#### LISTING ####

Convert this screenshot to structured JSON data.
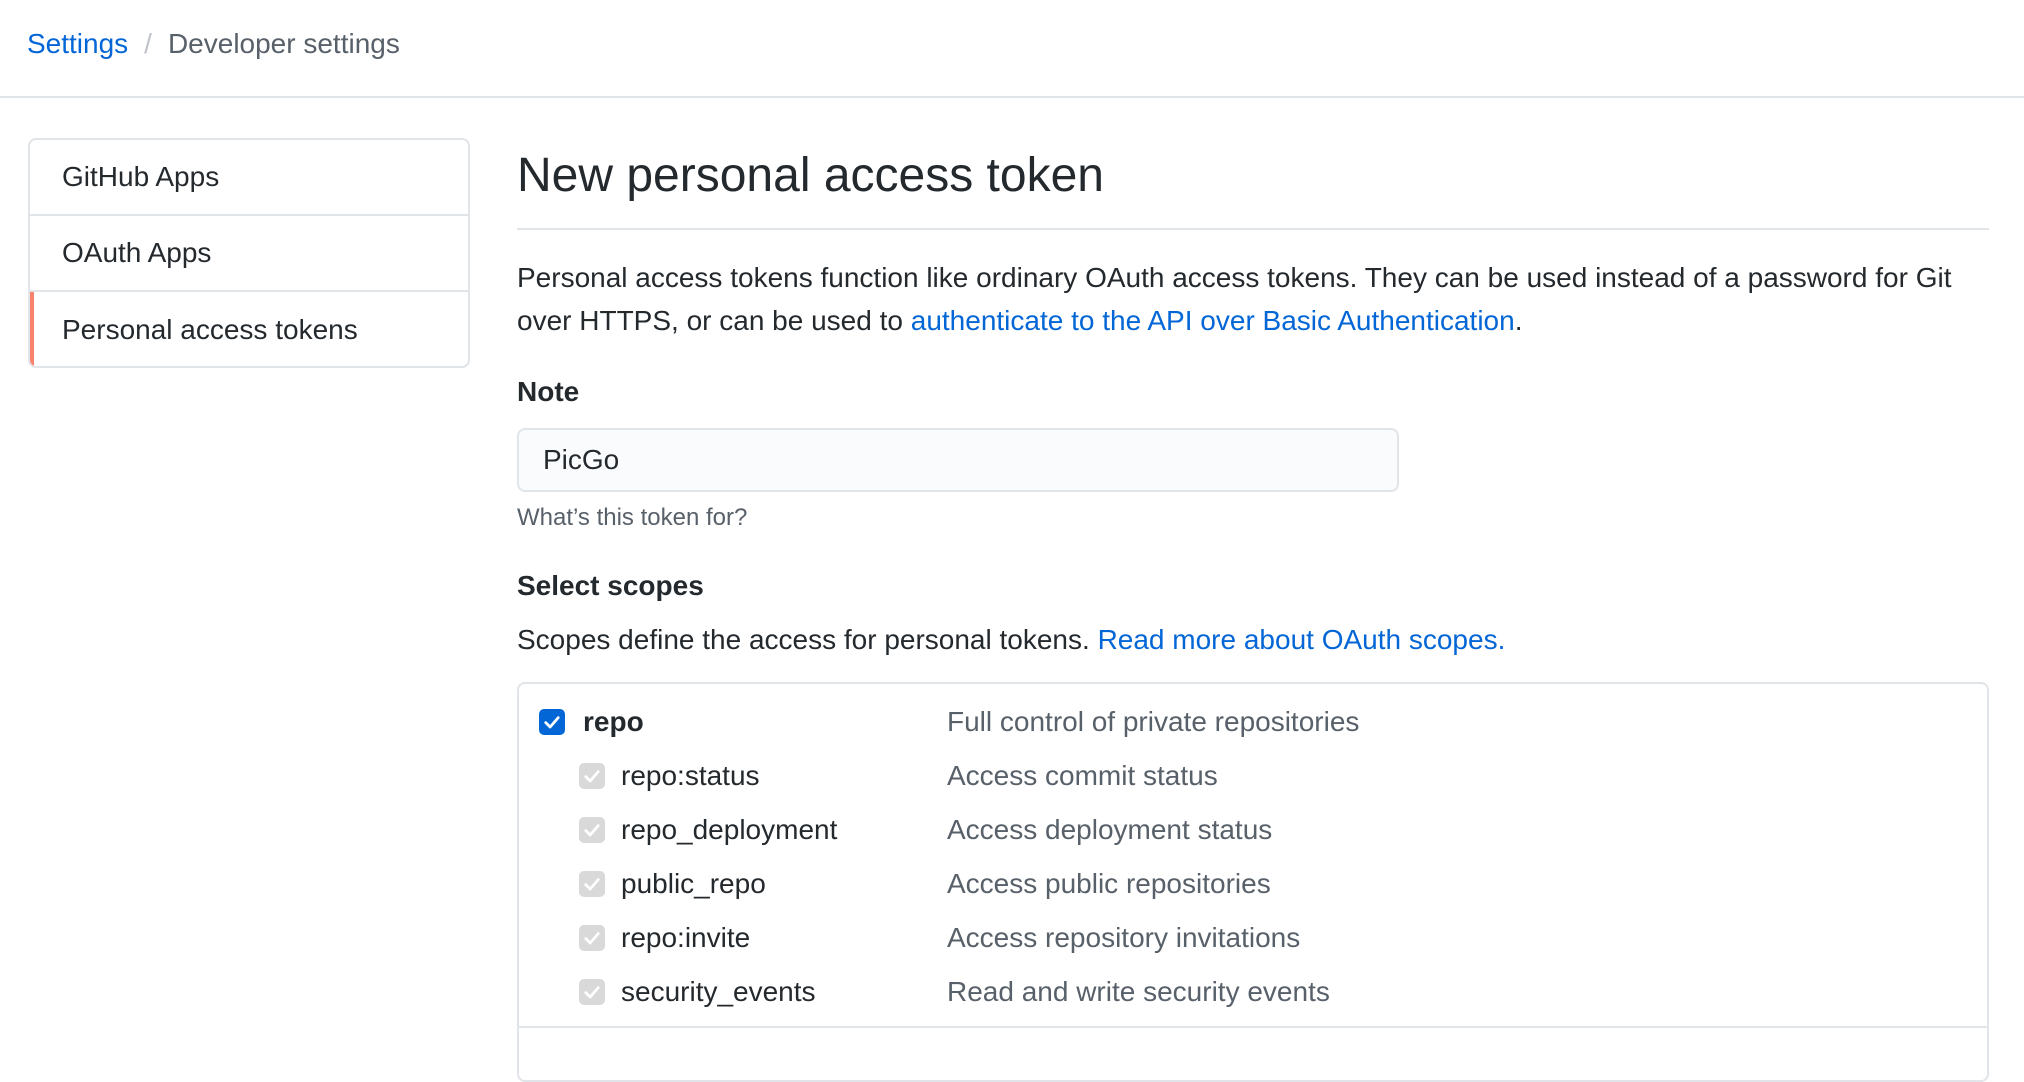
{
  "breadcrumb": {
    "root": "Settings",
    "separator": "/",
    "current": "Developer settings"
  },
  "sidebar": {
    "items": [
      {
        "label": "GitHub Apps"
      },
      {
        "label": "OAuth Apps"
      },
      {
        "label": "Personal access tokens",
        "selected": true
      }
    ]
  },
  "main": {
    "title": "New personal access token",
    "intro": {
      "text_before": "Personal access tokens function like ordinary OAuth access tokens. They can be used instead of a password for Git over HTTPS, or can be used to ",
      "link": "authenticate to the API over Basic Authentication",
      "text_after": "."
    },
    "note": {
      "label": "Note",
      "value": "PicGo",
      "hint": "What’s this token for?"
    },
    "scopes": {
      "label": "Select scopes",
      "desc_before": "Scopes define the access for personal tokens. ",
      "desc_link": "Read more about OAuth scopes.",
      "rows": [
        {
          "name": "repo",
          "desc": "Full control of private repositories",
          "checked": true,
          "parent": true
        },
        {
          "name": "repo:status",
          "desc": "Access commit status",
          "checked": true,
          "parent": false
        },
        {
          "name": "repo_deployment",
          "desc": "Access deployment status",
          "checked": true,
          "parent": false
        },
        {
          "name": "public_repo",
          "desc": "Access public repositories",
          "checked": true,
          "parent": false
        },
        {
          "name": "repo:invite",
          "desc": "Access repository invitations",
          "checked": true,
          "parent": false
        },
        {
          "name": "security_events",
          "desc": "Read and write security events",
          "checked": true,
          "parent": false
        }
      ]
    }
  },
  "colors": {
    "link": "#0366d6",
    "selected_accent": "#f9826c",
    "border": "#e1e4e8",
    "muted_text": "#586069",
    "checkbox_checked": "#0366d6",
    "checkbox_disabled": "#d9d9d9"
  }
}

####
#### LISTING ####

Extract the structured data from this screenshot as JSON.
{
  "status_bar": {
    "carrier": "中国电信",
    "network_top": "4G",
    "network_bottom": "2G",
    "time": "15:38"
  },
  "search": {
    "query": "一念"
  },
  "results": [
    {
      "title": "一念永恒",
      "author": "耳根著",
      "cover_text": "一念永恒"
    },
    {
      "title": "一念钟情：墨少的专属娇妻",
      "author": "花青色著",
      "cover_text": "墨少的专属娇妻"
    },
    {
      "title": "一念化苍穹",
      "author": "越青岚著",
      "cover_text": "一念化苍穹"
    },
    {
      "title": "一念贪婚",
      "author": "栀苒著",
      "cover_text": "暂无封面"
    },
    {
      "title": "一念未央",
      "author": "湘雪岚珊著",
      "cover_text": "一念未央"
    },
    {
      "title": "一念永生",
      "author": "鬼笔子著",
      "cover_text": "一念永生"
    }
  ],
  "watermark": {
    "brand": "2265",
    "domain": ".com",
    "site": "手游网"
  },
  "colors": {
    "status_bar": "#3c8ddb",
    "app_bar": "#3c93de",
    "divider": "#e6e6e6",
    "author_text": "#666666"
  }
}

####

STATED EXERCISE: Copy every line of the records above that holds the word "JSON".

RESULT:
Convert this screenshot to structured JSON data.
Extract the structured data from this screenshot as JSON.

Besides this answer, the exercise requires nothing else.